• Stated goal:
Gather every line below where "minden" appears.

====== Information provided ======

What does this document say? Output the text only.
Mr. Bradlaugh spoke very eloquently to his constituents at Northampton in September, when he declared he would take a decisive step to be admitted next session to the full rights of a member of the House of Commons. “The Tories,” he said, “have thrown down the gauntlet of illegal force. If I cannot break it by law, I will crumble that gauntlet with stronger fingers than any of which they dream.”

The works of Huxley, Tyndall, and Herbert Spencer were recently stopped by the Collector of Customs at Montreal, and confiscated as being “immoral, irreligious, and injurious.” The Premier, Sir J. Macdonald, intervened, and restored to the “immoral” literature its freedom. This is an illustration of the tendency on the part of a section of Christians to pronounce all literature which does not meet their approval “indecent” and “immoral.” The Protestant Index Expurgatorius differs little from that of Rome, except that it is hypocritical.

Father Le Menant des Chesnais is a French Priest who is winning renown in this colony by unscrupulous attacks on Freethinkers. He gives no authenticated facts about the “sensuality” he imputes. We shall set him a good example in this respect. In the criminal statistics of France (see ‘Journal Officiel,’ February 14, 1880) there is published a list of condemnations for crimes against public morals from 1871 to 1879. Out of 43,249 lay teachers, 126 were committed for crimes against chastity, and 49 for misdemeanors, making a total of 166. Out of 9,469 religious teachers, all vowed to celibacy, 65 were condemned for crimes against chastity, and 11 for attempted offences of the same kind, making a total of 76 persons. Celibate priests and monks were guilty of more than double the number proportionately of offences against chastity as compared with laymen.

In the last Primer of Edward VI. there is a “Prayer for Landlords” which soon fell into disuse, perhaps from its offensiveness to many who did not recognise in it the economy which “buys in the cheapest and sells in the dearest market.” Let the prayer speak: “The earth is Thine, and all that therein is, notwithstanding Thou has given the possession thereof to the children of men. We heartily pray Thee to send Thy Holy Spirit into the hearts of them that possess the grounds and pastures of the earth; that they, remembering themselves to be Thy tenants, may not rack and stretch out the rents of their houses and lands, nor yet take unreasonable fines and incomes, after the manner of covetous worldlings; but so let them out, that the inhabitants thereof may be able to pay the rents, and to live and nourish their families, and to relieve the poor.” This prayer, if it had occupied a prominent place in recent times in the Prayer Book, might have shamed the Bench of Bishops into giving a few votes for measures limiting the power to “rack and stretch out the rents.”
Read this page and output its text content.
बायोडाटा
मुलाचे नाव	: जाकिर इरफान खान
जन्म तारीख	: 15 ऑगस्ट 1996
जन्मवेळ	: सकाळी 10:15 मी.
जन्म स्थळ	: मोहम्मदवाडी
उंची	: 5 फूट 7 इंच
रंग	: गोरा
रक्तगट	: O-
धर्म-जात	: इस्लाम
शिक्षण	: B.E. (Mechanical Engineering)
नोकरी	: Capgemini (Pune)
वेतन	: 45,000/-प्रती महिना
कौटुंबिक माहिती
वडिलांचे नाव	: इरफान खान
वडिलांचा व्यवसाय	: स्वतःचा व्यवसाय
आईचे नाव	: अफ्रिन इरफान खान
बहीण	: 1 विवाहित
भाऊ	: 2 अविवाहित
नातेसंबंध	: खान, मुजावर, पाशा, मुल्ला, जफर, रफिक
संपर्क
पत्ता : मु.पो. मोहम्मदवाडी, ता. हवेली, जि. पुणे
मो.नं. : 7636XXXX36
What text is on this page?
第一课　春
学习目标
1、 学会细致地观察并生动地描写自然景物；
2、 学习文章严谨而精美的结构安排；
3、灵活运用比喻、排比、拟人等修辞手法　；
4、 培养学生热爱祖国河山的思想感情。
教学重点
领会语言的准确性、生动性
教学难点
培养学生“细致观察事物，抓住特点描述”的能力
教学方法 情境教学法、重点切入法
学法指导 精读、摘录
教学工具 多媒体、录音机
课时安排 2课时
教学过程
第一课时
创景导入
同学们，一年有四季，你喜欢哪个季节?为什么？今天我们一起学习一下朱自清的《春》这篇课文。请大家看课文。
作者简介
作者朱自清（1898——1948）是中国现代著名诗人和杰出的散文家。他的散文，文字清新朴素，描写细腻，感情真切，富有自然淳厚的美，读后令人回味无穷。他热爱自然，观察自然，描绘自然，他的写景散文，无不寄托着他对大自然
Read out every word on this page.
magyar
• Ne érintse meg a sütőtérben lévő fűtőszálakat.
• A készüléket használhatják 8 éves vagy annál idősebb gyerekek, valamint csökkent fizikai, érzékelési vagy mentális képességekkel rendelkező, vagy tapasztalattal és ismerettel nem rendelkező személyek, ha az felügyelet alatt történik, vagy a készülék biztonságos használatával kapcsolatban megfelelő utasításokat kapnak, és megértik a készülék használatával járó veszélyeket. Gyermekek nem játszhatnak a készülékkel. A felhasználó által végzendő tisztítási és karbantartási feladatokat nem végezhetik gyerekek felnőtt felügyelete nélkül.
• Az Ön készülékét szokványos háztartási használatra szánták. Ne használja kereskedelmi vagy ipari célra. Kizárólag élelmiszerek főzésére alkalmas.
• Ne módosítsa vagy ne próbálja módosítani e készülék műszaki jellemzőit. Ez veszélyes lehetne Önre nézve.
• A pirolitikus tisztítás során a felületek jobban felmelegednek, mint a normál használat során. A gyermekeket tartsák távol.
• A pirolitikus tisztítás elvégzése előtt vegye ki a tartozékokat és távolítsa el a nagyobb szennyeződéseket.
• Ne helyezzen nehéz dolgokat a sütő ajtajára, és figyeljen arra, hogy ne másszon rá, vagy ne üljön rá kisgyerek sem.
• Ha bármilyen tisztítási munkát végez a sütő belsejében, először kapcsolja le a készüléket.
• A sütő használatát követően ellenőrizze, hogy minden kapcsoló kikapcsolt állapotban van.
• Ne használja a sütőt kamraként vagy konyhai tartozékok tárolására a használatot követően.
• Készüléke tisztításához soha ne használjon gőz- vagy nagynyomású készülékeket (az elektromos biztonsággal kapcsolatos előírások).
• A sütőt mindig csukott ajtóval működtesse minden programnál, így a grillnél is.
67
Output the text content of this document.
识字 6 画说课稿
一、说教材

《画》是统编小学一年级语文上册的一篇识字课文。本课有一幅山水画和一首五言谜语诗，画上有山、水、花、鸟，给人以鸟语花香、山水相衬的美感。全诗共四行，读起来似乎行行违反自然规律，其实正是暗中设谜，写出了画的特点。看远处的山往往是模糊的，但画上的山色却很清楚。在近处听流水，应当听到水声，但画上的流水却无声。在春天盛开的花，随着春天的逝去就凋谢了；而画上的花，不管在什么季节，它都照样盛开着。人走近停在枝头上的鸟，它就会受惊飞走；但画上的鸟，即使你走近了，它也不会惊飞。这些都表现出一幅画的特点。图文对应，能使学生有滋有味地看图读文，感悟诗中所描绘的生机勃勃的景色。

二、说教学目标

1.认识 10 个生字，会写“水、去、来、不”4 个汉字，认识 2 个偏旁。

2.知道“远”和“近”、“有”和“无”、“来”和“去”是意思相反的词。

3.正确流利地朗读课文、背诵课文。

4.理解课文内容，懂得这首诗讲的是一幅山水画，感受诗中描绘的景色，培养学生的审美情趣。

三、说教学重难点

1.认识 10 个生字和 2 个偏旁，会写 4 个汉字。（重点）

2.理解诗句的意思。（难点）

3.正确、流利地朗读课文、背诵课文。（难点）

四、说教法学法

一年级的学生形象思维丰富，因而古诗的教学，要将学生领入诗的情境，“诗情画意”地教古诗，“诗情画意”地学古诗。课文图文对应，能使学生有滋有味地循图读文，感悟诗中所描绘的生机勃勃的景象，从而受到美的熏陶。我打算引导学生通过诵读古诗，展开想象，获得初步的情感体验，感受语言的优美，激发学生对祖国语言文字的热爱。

======

• Expected answer:
• A sütő használatát követően ellenőrizze, hogy minden kapcsoló kikapcsolt állapotban van.
• A sütőt mindig csukott ajtóval működtesse minden programnál, így a grillnél is.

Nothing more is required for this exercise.